Omit all images. Write out the rest of the material exactly.

#### [DATASET CONTENT]

▬▬▬

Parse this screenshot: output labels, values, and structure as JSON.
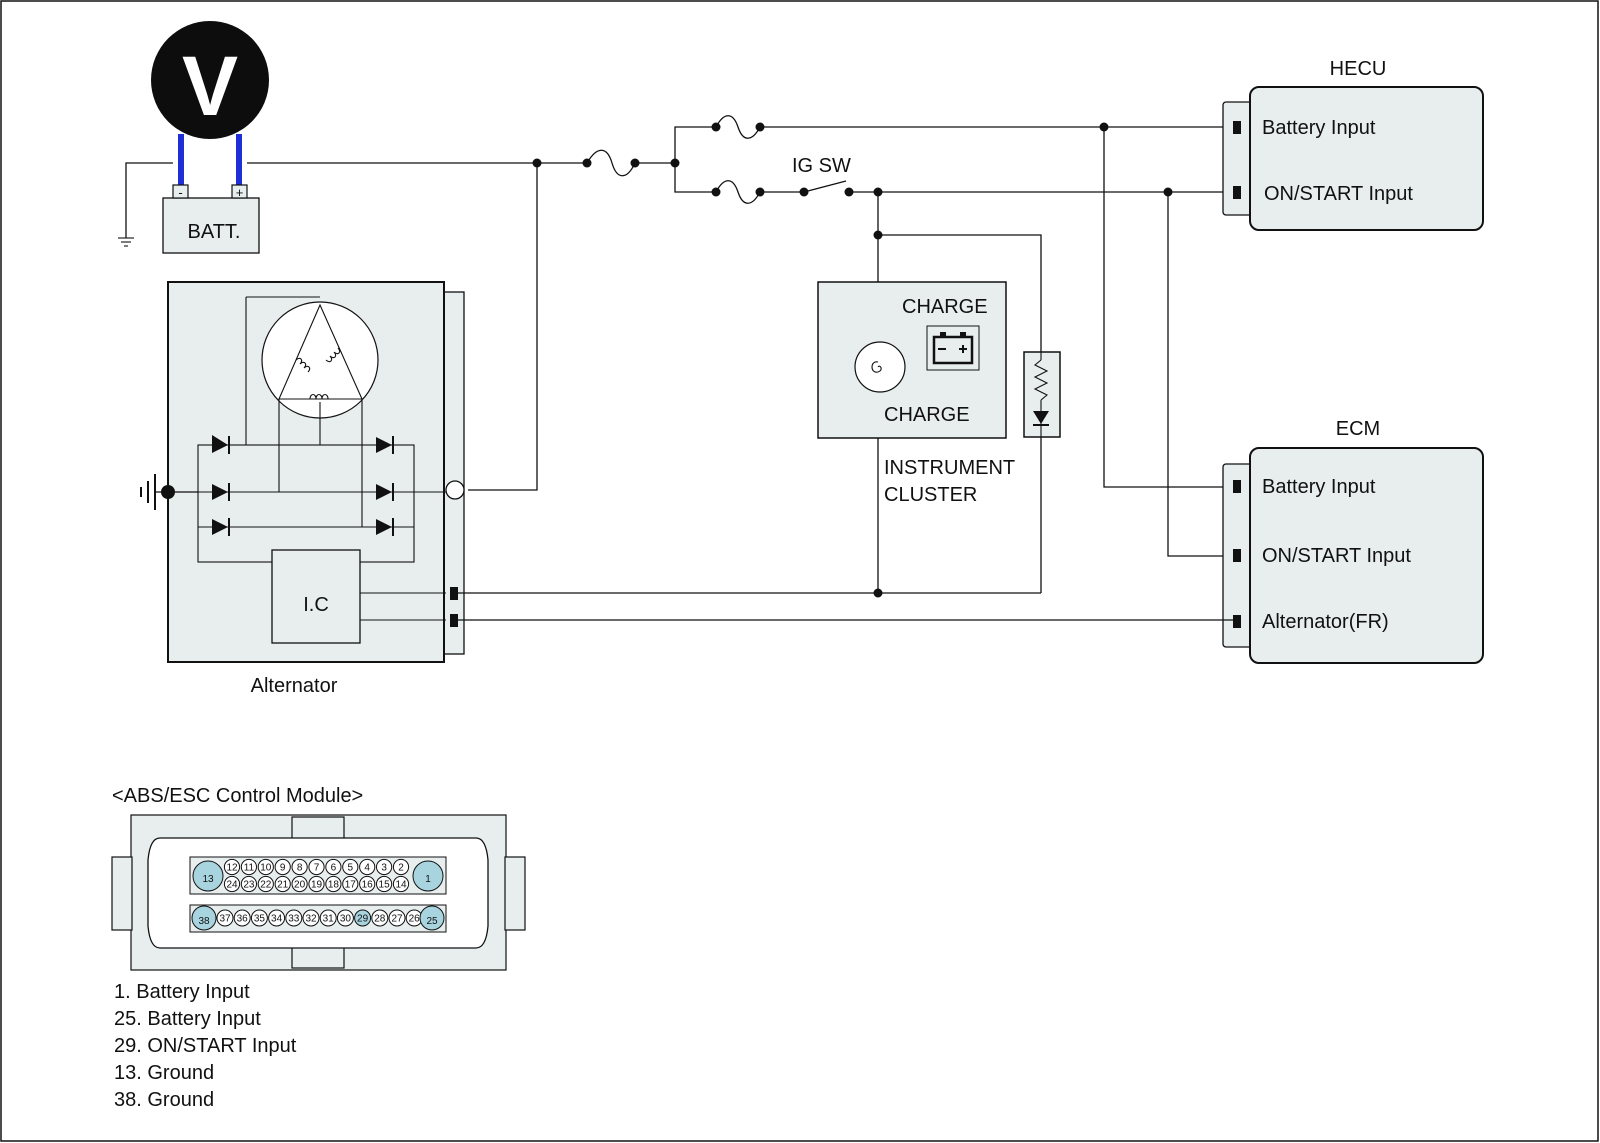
{
  "colors": {
    "module_fill": "#e8eeee",
    "pin_highlight": "#a8d4df",
    "probe_lead": "#1f2fd6",
    "line": "#111111"
  },
  "voltmeter": {
    "symbol": "V"
  },
  "battery": {
    "label": "BATT.",
    "neg": "-",
    "pos": "+"
  },
  "ig_switch": {
    "label": "IG SW"
  },
  "hecu": {
    "title": "HECU",
    "pins": [
      "Battery Input",
      "ON/START Input"
    ]
  },
  "ecm": {
    "title": "ECM",
    "pins": [
      "Battery Input",
      "ON/START Input",
      "Alternator(FR)"
    ]
  },
  "cluster": {
    "warning_label": "CHARGE",
    "lamp_label": "CHARGE",
    "name_line1": "INSTRUMENT",
    "name_line2": "CLUSTER"
  },
  "alternator": {
    "label": "Alternator",
    "ic_label": "I.C"
  },
  "abs_module": {
    "title": "<ABS/ESC Control Module>",
    "top_row": [
      "13",
      "12",
      "11",
      "10",
      "9",
      "8",
      "7",
      "6",
      "5",
      "4",
      "3",
      "2",
      "1"
    ],
    "second_row": [
      "24",
      "23",
      "22",
      "21",
      "20",
      "19",
      "18",
      "17",
      "16",
      "15",
      "14"
    ],
    "bottom_row": [
      "38",
      "37",
      "36",
      "35",
      "34",
      "33",
      "32",
      "31",
      "30",
      "29",
      "28",
      "27",
      "26",
      "25"
    ],
    "highlighted_pins": [
      "1",
      "13",
      "25",
      "29",
      "38"
    ],
    "legend": [
      "1. Battery Input",
      "25. Battery Input",
      "29. ON/START Input",
      "13. Ground",
      "38. Ground"
    ]
  }
}
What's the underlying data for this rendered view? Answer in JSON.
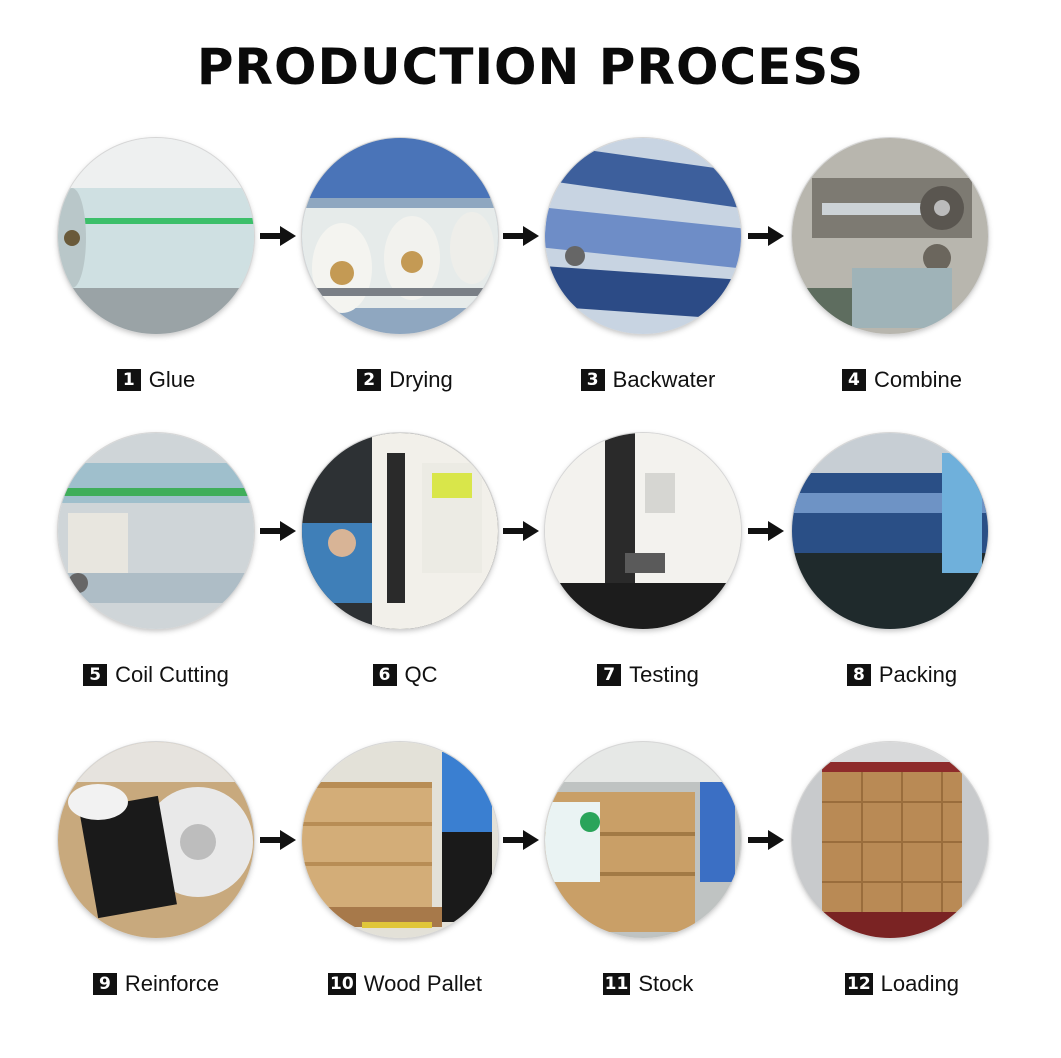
{
  "title": "PRODUCTION PROCESS",
  "steps": [
    {
      "num": "1",
      "label": "Glue",
      "icon": "glue-roller-photo"
    },
    {
      "num": "2",
      "label": "Drying",
      "icon": "drying-rolls-photo"
    },
    {
      "num": "3",
      "label": "Backwater",
      "icon": "backwater-rollers-photo"
    },
    {
      "num": "4",
      "label": "Combine",
      "icon": "combine-machine-photo"
    },
    {
      "num": "5",
      "label": "Coil Cutting",
      "icon": "coil-cutting-photo"
    },
    {
      "num": "6",
      "label": "QC",
      "icon": "qc-tester-photo"
    },
    {
      "num": "7",
      "label": "Testing",
      "icon": "testing-machine-photo"
    },
    {
      "num": "8",
      "label": "Packing",
      "icon": "packing-photo"
    },
    {
      "num": "9",
      "label": "Reinforce",
      "icon": "reinforce-photo"
    },
    {
      "num": "10",
      "label": "Wood Pallet",
      "icon": "wood-pallet-photo"
    },
    {
      "num": "11",
      "label": "Stock",
      "icon": "stock-photo"
    },
    {
      "num": "12",
      "label": "Loading",
      "icon": "loading-container-photo"
    }
  ]
}
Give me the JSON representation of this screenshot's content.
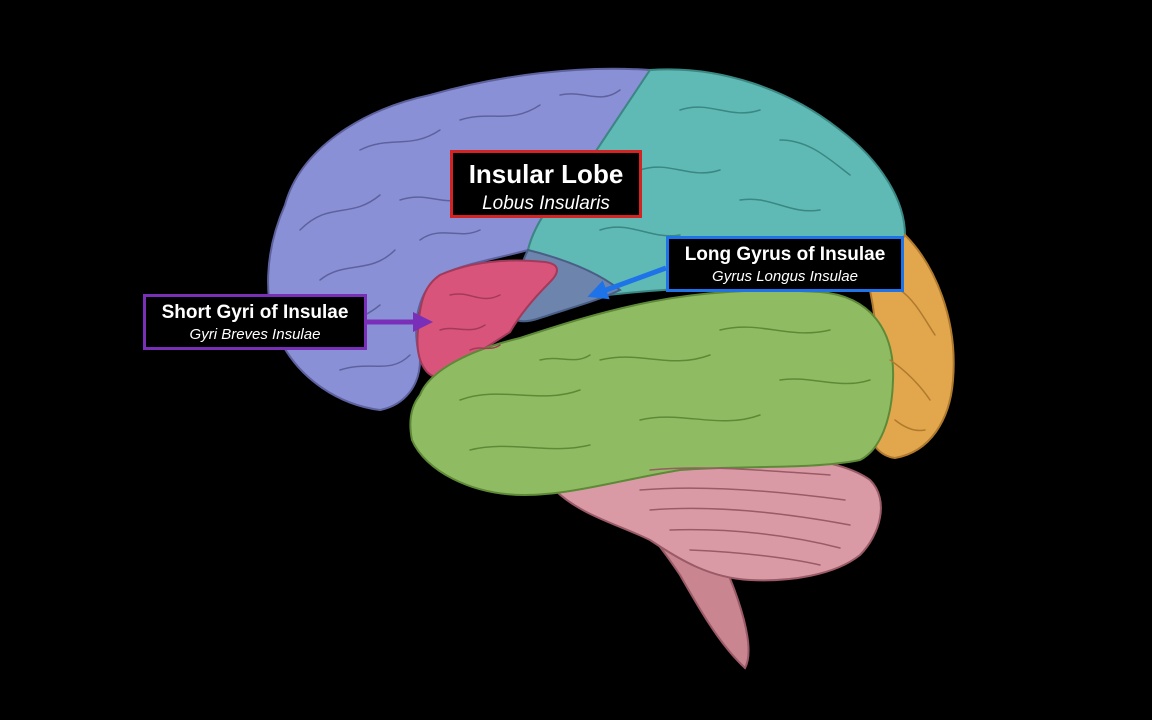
{
  "labels": {
    "insular_lobe": {
      "title": "Insular Lobe",
      "latin": "Lobus Insularis",
      "border_color": "#d32323"
    },
    "long_gyrus": {
      "title": "Long Gyrus of Insulae",
      "latin": "Gyrus Longus Insulae",
      "border_color": "#1e73e8"
    },
    "short_gyri": {
      "title": "Short Gyri of Insulae",
      "latin": "Gyri Breves Insulae",
      "border_color": "#7a2fb8"
    }
  },
  "regions": {
    "frontal_lobe": "#8a90d6",
    "parietal_lobe": "#5fb9b4",
    "occipital_lobe": "#e2a64c",
    "temporal_lobe": "#8fbc62",
    "cerebellum": "#d99aa6",
    "brainstem": "#c98590",
    "short_gyri": "#d9547a",
    "long_gyrus": "#6d84ad"
  },
  "background": "#000000"
}
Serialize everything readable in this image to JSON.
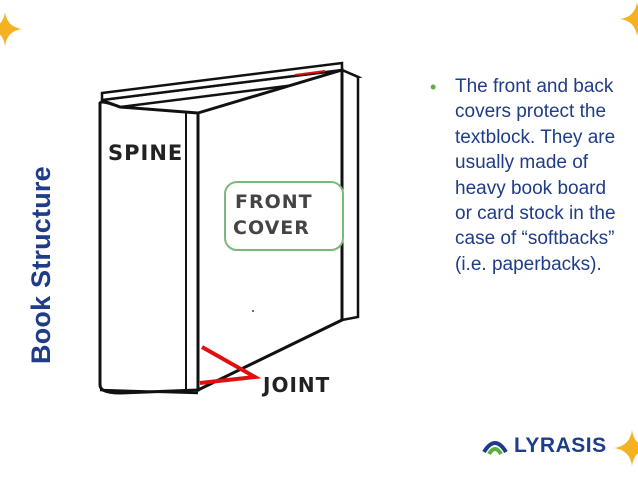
{
  "slide": {
    "title": "Book Structure",
    "bullet": "The front and back covers protect the textblock. They are usually made of heavy book board or card stock in the case of “softbacks” (i.e. paperbacks).",
    "accent_color": "#f4b223",
    "title_color": "#1f3c88",
    "bullet_color": "#5fae3b"
  },
  "illustration": {
    "spine_label": "SPINE",
    "front_cover_label_line1": "FRONT",
    "front_cover_label_line2": "COVER",
    "joint_label": "JOINT"
  },
  "logo": {
    "text": "LYRASIS"
  }
}
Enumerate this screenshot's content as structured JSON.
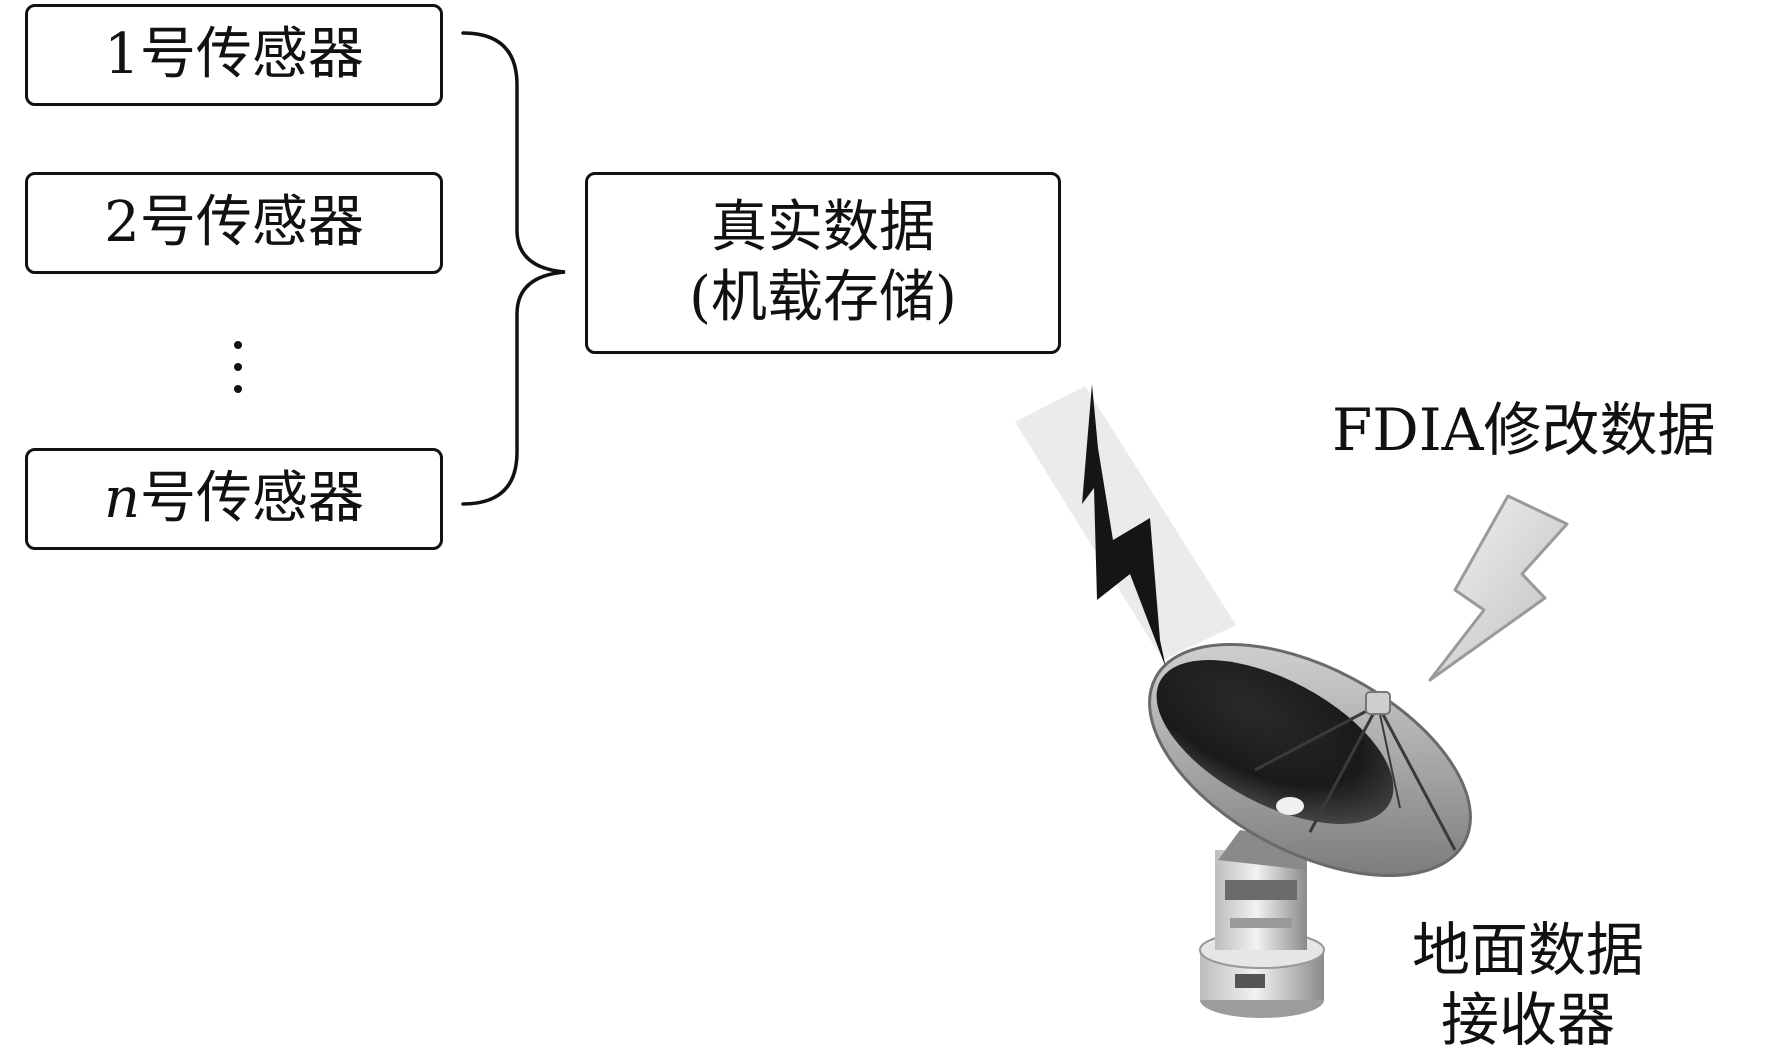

▬▬▬

#### [EXERCISE SOLUTION]
Parse this screenshot: output labels, values, and structure as JSON.
{
  "colors": {
    "module_fill": "#e8eeee",
    "pin_highlight": "#a8d4df",
    "probe_lead": "#1f2fd6",
    "line": "#111111"
  },
  "voltmeter": {
    "symbol": "V"
  },
  "battery": {
    "label": "BATT.",
    "neg": "-",
    "pos": "+"
  },
  "ig_switch": {
    "label": "IG SW"
  },
  "hecu": {
    "title": "HECU",
    "pins": [
      "Battery Input",
      "ON/START Input"
    ]
  },
  "ecm": {
    "title": "ECM",
    "pins": [
      "Battery Input",
      "ON/START Input",
      "Alternator(FR)"
    ]
  },
  "cluster": {
    "warning_label": "CHARGE",
    "lamp_label": "CHARGE",
    "name_line1": "INSTRUMENT",
    "name_line2": "CLUSTER"
  },
  "alternator": {
    "label": "Alternator",
    "ic_label": "I.C"
  },
  "abs_module": {
    "title": "<ABS/ESC Control Module>",
    "top_row": [
      "13",
      "12",
      "11",
      "10",
      "9",
      "8",
      "7",
      "6",
      "5",
      "4",
      "3",
      "2",
      "1"
    ],
    "second_row": [
      "24",
      "23",
      "22",
      "21",
      "20",
      "19",
      "18",
      "17",
      "16",
      "15",
      "14"
    ],
    "bottom_row": [
      "38",
      "37",
      "36",
      "35",
      "34",
      "33",
      "32",
      "31",
      "30",
      "29",
      "28",
      "27",
      "26",
      "25"
    ],
    "highlighted_pins": [
      "1",
      "13",
      "25",
      "29",
      "38"
    ],
    "legend": [
      "1. Battery Input",
      "25. Battery Input",
      "29. ON/START Input",
      "13. Ground",
      "38. Ground"
    ]
  }
}
What's the underlying data for this rendered view? Answer in JSON.
{
  "title": "PRODUCTION PROCESS",
  "steps": [
    {
      "num": "1",
      "label": "Glue",
      "icon": "glue-roller-photo"
    },
    {
      "num": "2",
      "label": "Drying",
      "icon": "drying-rolls-photo"
    },
    {
      "num": "3",
      "label": "Backwater",
      "icon": "backwater-rollers-photo"
    },
    {
      "num": "4",
      "label": "Combine",
      "icon": "combine-machine-photo"
    },
    {
      "num": "5",
      "label": "Coil Cutting",
      "icon": "coil-cutting-photo"
    },
    {
      "num": "6",
      "label": "QC",
      "icon": "qc-tester-photo"
    },
    {
      "num": "7",
      "label": "Testing",
      "icon": "testing-machine-photo"
    },
    {
      "num": "8",
      "label": "Packing",
      "icon": "packing-photo"
    },
    {
      "num": "9",
      "label": "Reinforce",
      "icon": "reinforce-photo"
    },
    {
      "num": "10",
      "label": "Wood Pallet",
      "icon": "wood-pallet-photo"
    },
    {
      "num": "11",
      "label": "Stock",
      "icon": "stock-photo"
    },
    {
      "num": "12",
      "label": "Loading",
      "icon": "loading-container-photo"
    }
  ]
}
Give me the JSON representation of this screenshot's content.
{
  "labels": {
    "insular_lobe": {
      "title": "Insular Lobe",
      "latin": "Lobus Insularis",
      "border_color": "#d32323"
    },
    "long_gyrus": {
      "title": "Long Gyrus of Insulae",
      "latin": "Gyrus Longus Insulae",
      "border_color": "#1e73e8"
    },
    "short_gyri": {
      "title": "Short Gyri of Insulae",
      "latin": "Gyri Breves Insulae",
      "border_color": "#7a2fb8"
    }
  },
  "regions": {
    "frontal_lobe": "#8a90d6",
    "parietal_lobe": "#5fb9b4",
    "occipital_lobe": "#e2a64c",
    "temporal_lobe": "#8fbc62",
    "cerebellum": "#d99aa6",
    "brainstem": "#c98590",
    "short_gyri": "#d9547a",
    "long_gyrus": "#6d84ad"
  },
  "background": "#000000"
}
Serialize everything readable in this image to JSON.
{
  "slide": {
    "title": "Book Structure",
    "bullet": "The front and back covers protect the textblock. They are usually made of heavy book board or card stock in the case of “softbacks” (i.e. paperbacks).",
    "accent_color": "#f4b223",
    "title_color": "#1f3c88",
    "bullet_color": "#5fae3b"
  },
  "illustration": {
    "spine_label": "SPINE",
    "front_cover_label_line1": "FRONT",
    "front_cover_label_line2": "COVER",
    "joint_label": "JOINT"
  },
  "logo": {
    "text": "LYRASIS"
  }
}
Enumerate this screenshot's content as structured JSON.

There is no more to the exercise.